Check each line of the material. Copy those containing "ylabel".

= = =

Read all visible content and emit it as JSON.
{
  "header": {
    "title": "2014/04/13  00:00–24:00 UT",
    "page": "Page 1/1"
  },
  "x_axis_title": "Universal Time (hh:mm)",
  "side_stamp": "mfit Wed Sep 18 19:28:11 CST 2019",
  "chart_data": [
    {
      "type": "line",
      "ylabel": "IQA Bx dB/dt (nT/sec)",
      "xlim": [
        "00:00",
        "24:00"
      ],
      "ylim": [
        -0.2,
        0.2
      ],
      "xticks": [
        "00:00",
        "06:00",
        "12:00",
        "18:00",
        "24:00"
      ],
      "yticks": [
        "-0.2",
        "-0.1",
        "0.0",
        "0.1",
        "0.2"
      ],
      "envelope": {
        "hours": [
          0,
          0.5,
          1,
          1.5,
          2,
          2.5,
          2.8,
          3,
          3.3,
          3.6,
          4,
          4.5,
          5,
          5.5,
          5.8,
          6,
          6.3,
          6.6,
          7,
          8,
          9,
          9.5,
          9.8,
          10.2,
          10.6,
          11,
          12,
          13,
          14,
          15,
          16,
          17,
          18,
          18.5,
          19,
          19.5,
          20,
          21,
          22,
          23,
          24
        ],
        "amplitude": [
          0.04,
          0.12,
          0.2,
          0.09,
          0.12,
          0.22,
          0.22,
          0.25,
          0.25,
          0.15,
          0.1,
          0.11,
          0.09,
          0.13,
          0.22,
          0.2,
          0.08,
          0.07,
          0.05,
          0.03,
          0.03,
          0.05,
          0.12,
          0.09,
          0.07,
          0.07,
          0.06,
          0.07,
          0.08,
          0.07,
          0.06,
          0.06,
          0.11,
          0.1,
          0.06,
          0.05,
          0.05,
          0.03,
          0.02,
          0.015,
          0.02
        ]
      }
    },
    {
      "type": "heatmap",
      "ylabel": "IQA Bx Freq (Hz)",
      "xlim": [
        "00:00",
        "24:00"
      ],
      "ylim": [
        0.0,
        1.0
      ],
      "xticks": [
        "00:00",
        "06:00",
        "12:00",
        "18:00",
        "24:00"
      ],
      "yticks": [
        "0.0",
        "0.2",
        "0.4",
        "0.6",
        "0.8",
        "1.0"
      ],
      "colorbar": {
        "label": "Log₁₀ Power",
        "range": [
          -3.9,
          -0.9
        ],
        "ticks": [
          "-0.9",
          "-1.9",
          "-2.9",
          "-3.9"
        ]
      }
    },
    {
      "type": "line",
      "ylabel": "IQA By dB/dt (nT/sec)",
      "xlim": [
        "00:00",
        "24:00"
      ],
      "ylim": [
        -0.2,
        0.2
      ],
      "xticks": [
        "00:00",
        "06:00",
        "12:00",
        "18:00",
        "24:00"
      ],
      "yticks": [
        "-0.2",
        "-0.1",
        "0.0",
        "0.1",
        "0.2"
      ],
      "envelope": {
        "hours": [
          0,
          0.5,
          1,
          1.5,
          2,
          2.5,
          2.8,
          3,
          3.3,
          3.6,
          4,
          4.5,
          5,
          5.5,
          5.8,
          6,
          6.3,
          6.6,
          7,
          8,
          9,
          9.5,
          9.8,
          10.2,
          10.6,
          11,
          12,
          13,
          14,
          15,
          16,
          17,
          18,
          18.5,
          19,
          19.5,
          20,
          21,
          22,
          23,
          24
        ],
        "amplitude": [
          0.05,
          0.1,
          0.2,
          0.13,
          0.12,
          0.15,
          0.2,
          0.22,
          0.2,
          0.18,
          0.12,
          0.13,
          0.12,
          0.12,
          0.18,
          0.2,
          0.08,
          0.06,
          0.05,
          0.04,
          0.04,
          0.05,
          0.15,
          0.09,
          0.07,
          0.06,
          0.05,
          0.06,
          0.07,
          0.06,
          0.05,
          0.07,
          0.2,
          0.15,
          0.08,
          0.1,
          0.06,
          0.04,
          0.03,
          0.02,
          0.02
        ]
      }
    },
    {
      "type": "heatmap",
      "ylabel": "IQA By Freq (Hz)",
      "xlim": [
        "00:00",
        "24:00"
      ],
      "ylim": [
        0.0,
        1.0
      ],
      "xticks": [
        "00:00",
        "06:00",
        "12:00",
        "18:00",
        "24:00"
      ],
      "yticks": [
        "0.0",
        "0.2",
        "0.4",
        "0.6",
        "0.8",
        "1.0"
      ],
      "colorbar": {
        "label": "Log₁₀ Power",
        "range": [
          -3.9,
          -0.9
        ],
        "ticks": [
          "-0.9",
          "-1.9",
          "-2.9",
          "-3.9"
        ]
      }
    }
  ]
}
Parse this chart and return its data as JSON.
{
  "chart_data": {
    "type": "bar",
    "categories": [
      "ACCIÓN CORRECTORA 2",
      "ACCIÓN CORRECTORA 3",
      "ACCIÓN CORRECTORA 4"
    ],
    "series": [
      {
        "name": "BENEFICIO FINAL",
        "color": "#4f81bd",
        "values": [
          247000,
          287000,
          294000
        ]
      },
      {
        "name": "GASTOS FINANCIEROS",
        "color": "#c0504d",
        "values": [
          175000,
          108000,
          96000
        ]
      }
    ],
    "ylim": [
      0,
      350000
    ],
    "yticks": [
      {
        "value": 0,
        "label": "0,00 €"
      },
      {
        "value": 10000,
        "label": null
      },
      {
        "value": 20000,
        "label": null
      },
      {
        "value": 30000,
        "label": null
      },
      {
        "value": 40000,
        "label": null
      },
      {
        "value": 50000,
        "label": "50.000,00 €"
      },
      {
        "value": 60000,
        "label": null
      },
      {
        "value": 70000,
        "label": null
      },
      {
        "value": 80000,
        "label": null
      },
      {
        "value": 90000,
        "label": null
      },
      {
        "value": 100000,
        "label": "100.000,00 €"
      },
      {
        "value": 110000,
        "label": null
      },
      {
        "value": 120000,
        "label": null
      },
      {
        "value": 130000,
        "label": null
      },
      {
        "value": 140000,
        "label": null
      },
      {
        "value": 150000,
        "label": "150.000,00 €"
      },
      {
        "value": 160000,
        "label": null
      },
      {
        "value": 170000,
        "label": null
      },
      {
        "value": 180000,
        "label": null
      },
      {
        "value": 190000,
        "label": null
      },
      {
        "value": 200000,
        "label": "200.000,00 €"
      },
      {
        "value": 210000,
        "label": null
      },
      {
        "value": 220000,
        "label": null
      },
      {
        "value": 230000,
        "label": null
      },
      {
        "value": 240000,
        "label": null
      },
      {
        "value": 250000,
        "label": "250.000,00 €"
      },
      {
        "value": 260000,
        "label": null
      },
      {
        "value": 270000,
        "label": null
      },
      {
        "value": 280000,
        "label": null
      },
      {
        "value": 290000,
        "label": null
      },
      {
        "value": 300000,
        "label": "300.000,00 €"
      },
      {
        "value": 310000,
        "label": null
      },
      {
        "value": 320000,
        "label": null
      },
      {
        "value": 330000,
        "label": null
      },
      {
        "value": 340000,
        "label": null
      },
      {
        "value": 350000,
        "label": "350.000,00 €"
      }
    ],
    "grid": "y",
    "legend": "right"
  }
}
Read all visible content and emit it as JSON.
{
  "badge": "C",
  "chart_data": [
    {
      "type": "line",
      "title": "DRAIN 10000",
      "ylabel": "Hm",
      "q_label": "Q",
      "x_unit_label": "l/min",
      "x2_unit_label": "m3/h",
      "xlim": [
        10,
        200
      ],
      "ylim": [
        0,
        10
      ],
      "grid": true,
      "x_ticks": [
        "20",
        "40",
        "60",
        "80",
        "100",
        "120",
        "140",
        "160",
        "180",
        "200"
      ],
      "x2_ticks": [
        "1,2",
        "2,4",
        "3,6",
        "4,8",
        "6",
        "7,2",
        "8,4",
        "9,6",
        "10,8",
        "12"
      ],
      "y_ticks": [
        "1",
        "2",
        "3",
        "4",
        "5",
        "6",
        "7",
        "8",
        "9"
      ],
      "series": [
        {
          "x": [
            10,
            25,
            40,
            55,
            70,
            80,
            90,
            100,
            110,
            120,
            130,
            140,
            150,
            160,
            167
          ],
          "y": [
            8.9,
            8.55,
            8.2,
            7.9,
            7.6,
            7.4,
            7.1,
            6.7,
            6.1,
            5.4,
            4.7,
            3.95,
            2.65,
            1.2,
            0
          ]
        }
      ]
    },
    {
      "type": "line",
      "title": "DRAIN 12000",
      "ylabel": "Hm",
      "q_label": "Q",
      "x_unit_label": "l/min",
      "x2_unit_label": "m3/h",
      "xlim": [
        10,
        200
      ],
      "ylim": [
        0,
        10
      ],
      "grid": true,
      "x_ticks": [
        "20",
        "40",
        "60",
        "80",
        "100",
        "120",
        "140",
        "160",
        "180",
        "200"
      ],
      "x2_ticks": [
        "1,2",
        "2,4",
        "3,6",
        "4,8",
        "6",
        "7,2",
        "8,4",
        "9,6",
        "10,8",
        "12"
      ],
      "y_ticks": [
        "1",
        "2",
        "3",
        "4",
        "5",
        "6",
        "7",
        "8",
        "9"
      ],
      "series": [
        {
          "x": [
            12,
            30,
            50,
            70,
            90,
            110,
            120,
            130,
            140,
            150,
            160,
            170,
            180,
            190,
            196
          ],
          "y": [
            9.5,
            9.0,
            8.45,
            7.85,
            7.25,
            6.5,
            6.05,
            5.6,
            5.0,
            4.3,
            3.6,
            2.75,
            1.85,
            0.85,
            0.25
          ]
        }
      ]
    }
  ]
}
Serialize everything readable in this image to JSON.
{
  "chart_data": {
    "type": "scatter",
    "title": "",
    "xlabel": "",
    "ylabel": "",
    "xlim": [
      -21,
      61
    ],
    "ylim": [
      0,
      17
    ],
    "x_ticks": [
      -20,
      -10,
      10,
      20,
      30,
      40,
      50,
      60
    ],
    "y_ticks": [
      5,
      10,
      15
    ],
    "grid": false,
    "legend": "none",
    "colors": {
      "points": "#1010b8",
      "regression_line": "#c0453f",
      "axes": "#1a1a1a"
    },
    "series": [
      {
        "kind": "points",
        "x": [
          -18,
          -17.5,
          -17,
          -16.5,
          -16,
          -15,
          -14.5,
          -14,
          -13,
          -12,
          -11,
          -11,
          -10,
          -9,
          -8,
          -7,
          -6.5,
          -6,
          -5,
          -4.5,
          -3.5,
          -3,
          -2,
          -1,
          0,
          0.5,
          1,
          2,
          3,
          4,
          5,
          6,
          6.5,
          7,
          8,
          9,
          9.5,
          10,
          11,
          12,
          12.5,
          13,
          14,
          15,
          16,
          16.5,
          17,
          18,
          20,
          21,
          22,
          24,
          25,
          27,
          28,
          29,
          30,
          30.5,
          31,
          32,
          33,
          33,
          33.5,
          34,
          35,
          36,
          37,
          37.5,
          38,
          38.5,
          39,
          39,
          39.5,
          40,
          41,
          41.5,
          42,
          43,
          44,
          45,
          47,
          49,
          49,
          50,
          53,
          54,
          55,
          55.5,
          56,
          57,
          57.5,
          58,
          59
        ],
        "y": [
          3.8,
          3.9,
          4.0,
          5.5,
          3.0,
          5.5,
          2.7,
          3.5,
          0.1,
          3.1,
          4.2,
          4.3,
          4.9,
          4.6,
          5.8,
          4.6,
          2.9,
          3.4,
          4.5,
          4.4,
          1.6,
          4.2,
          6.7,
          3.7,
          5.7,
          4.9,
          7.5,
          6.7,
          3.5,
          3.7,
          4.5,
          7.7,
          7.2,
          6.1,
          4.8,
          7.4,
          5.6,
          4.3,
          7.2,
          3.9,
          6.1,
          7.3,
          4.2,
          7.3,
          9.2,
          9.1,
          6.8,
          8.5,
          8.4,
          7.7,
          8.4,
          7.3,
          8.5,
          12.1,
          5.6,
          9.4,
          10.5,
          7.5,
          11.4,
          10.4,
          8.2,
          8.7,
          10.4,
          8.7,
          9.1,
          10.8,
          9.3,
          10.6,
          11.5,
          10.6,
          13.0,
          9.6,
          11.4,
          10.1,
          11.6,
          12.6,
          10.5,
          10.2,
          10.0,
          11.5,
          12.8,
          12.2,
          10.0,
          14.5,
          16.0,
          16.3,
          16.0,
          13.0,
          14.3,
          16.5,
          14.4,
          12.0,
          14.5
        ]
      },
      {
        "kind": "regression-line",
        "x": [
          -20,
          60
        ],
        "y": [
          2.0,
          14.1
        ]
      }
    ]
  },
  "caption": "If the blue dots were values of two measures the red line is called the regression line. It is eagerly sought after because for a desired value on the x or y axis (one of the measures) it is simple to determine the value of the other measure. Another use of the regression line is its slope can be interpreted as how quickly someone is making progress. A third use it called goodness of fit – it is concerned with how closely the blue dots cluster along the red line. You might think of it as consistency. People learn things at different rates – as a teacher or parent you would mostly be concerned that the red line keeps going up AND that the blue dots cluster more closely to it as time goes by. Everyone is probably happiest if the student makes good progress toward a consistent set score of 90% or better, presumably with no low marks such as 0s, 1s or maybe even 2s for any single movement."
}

= = =

◆ The response:
      "ylabel": "IQA Bx dB/dt (nT/sec)",
      "ylabel": "IQA Bx Freq (Hz)",
      "ylabel": "IQA By dB/dt (nT/sec)",
      "ylabel": "IQA By Freq (Hz)",
      "ylabel": "Hm",
      "ylabel": "Hm",
    "ylabel": "",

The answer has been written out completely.